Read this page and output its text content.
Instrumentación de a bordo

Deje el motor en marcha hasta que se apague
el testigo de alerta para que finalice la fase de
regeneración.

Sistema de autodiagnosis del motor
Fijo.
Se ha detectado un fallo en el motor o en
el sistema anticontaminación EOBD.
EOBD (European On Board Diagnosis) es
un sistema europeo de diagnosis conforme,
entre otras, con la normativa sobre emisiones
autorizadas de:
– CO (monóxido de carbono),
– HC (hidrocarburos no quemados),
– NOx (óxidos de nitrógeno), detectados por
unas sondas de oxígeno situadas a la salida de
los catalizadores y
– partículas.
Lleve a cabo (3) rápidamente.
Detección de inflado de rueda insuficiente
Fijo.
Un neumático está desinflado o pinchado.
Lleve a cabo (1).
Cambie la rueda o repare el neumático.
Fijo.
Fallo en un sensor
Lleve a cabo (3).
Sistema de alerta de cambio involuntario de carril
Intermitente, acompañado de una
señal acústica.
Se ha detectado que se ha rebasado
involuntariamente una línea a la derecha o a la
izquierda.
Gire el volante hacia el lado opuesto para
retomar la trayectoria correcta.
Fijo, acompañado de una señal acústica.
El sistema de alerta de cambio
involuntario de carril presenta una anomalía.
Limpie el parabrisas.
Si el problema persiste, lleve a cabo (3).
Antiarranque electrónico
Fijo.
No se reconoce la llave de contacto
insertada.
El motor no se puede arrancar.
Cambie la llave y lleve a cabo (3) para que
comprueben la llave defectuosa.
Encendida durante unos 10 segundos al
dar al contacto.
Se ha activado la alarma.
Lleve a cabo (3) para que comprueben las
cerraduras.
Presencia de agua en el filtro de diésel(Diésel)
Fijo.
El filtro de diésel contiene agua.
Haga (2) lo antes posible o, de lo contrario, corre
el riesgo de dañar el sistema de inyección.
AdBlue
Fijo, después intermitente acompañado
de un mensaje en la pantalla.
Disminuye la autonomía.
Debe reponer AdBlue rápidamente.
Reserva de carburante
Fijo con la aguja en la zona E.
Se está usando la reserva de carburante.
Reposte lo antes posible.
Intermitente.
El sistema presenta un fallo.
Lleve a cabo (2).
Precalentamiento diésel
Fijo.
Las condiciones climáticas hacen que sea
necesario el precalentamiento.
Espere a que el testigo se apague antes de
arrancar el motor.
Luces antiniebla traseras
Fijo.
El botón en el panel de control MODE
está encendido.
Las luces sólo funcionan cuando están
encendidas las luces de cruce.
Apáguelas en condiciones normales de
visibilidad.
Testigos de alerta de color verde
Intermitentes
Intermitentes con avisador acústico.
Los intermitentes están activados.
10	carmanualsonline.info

|---|

Output each record precisely as given.

■ RESPONSE TO THE EXERCISE:
Read this page and output its text content.
Instrumentación de a bordo

Deje el motor en marcha hasta que se apague
el testigo de alerta para que finalice la fase de
regeneración.

Sistema de autodiagnosis del motor
Fijo.
Se ha detectado un fallo en el motor o en
el sistema anticontaminación EOBD.
EOBD (European On Board Diagnosis) es
un sistema europeo de diagnosis conforme,
entre otras, con la normativa sobre emisiones
autorizadas de:
– CO (monóxido de carbono),
– HC (hidrocarburos no quemados),
– NOx (óxidos de nitrógeno), detectados por
unas sondas de oxígeno situadas a la salida de
los catalizadores y
– partículas.
Lleve a cabo (3) rápidamente.
Detección de inflado de rueda insuficiente
Fijo.
Un neumático está desinflado o pinchado.
Lleve a cabo (1).
Cambie la rueda o repare el neumático.
Fijo.
Fallo en un sensor
Lleve a cabo (3).
Sistema de alerta de cambio involuntario de carril
Intermitente, acompañado de una
señal acústica.
Se ha detectado que se ha rebasado
involuntariamente una línea a la derecha o a la
izquierda.
Gire el volante hacia el lado opuesto para
retomar la trayectoria correcta.
Fijo, acompañado de una señal acústica.
El sistema de alerta de cambio
involuntario de carril presenta una anomalía.
Limpie el parabrisas.
Si el problema persiste, lleve a cabo (3).
Antiarranque electrónico
Fijo.
No se reconoce la llave de contacto
insertada.
El motor no se puede arrancar.
Cambie la llave y lleve a cabo (3) para que
comprueben la llave defectuosa.
Encendida durante unos 10 segundos al
dar al contacto.
Se ha activado la alarma.
Lleve a cabo (3) para que comprueben las
cerraduras.
Presencia de agua en el filtro de diésel(Diésel)
Fijo.
El filtro de diésel contiene agua.
Haga (2) lo antes posible o, de lo contrario, corre
el riesgo de dañar el sistema de inyección.
AdBlue
Fijo, después intermitente acompañado
de un mensaje en la pantalla.
Disminuye la autonomía.
Debe reponer AdBlue rápidamente.
Reserva de carburante
Fijo con la aguja en la zona E.
Se está usando la reserva de carburante.
Reposte lo antes posible.
Intermitente.
El sistema presenta un fallo.
Lleve a cabo (2).
Precalentamiento diésel
Fijo.
Las condiciones climáticas hacen que sea
necesario el precalentamiento.
Espere a que el testigo se apague antes de
arrancar el motor.
Luces antiniebla traseras
Fijo.
El botón en el panel de control MODE
está encendido.
Las luces sólo funcionan cuando están
encendidas las luces de cruce.
Apáguelas en condiciones normales de
visibilidad.
Testigos de alerta de color verde
Intermitentes
Intermitentes con avisador acústico.
Los intermitentes están activados.
10	carmanualsonline.info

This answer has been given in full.